Pick out each line containing the string "Capacity".
::: Supplied data :::
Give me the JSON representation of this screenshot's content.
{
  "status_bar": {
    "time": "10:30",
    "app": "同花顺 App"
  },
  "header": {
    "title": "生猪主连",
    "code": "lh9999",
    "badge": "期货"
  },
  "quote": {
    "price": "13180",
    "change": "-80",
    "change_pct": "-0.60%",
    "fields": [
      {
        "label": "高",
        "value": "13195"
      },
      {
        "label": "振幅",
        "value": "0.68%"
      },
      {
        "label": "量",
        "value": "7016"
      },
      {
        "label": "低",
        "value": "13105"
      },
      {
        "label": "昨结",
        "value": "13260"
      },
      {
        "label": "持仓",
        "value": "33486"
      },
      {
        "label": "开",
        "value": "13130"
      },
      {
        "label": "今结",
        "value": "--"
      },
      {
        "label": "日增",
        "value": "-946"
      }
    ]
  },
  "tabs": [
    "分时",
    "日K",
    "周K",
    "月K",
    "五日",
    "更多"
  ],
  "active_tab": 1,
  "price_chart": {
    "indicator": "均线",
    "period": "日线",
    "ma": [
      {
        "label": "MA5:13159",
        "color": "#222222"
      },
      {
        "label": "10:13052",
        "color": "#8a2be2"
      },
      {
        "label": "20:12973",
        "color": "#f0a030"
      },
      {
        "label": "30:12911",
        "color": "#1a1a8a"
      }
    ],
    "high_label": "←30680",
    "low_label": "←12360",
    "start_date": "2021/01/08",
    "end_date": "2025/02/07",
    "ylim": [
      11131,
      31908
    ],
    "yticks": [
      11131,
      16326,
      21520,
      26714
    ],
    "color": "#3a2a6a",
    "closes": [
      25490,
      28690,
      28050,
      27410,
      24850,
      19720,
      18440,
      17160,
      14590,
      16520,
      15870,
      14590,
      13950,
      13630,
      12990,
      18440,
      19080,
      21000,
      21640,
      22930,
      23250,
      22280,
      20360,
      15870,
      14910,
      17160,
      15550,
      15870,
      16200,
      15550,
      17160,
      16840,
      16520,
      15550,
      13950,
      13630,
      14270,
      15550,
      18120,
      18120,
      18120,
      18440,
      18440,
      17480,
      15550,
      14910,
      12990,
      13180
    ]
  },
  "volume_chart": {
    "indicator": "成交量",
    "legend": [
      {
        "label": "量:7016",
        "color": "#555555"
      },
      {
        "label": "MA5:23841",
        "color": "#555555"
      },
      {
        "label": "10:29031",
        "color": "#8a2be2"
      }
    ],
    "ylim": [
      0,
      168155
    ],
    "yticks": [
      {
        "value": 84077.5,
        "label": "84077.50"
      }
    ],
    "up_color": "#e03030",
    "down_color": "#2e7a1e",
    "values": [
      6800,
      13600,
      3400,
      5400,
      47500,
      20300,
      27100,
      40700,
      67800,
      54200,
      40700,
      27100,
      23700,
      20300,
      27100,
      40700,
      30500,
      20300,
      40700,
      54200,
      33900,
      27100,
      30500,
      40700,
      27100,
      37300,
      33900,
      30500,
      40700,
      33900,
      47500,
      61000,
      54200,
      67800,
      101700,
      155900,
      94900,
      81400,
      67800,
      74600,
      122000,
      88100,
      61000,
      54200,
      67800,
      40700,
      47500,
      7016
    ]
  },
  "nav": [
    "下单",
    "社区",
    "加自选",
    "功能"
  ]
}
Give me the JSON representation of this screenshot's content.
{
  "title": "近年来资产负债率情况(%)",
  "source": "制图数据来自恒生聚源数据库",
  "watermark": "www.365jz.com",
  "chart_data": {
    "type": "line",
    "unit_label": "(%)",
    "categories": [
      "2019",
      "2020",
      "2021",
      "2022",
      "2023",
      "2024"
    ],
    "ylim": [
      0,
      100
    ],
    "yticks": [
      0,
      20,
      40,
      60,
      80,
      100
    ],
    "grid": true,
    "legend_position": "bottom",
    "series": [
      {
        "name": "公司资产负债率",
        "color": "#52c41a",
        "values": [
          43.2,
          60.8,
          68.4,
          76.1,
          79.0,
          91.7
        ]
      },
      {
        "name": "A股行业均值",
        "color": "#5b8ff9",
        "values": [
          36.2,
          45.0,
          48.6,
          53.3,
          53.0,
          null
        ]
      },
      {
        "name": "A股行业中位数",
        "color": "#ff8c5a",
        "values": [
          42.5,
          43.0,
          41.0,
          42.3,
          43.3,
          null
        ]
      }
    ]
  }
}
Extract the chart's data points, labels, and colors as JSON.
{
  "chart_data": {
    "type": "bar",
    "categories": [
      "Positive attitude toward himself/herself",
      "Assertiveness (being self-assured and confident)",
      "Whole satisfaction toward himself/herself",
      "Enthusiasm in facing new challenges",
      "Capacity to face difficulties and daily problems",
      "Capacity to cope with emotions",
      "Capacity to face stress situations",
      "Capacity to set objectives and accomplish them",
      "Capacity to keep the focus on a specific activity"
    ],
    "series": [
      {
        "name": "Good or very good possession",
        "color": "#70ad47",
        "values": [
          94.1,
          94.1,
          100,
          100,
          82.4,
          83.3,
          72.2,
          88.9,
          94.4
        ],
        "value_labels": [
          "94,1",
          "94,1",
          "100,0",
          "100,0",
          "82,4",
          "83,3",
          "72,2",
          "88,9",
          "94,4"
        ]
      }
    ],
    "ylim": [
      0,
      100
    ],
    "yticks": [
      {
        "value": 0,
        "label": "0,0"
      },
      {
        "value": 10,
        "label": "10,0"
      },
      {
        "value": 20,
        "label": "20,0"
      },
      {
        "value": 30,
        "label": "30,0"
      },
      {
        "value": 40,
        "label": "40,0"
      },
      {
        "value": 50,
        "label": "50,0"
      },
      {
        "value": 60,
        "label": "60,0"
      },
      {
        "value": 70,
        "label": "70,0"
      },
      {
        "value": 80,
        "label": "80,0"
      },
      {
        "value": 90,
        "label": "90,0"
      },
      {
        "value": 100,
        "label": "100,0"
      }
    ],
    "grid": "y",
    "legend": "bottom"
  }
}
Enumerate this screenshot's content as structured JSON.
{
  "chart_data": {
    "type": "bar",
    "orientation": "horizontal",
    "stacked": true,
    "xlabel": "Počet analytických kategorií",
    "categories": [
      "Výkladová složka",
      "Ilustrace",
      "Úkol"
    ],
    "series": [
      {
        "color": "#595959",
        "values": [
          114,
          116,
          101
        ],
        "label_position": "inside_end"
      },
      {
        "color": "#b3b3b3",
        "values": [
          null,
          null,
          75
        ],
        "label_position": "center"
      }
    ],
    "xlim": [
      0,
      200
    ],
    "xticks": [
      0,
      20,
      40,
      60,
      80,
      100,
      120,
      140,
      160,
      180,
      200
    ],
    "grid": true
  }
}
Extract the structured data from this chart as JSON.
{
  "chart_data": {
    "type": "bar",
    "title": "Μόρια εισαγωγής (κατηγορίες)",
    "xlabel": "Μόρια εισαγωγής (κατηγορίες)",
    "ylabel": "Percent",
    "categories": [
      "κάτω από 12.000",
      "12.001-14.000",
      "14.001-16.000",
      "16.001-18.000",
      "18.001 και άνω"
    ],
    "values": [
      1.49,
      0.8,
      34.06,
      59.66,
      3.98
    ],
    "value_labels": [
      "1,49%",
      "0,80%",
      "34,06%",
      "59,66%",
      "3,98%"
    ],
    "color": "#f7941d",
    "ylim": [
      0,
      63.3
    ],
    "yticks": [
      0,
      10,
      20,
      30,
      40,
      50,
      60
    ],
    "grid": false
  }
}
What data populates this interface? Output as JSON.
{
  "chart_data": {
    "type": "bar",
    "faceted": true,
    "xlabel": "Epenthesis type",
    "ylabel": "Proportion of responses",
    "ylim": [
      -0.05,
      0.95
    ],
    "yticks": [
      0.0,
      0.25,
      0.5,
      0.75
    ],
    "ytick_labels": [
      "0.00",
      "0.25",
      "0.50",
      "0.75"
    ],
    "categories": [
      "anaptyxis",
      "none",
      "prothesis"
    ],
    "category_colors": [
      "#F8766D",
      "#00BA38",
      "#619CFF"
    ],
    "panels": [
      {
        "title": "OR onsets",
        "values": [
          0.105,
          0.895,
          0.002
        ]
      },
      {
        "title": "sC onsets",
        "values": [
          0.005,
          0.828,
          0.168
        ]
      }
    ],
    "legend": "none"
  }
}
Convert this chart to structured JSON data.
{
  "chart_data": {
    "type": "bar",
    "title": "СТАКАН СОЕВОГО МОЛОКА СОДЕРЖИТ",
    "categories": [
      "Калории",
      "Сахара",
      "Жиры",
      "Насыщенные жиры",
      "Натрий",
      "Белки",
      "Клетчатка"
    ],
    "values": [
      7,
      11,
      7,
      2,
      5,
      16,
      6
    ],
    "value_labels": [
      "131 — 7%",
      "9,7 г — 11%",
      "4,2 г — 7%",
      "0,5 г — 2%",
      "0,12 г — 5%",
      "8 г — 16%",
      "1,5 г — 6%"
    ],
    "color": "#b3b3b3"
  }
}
:::
Reply to the task:
      "Capacity to face difficulties and daily problems",
      "Capacity to cope with emotions",
      "Capacity to face stress situations",
      "Capacity to set objectives and accomplish them",
      "Capacity to keep the focus on a specific activity"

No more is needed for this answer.